--- Work to complete ---
Establish how many lines in the material include the string "рабочее" and report it as a lone number.

--- Available records ---
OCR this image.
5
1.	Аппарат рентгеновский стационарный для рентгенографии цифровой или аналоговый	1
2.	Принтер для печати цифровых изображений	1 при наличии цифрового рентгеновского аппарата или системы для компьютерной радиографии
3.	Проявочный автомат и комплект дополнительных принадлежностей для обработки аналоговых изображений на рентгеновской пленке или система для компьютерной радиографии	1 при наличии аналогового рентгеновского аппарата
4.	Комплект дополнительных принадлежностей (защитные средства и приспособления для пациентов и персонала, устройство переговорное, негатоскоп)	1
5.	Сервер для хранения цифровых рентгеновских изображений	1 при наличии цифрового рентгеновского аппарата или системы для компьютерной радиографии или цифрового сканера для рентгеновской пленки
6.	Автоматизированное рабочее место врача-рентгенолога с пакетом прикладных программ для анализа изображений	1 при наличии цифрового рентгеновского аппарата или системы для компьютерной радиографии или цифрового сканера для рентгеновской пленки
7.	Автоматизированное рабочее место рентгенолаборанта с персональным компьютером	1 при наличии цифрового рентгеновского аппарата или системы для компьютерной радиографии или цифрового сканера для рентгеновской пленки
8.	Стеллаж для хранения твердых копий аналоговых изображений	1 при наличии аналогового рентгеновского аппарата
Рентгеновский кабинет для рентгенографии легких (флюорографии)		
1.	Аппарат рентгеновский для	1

--- Response to the task ---
2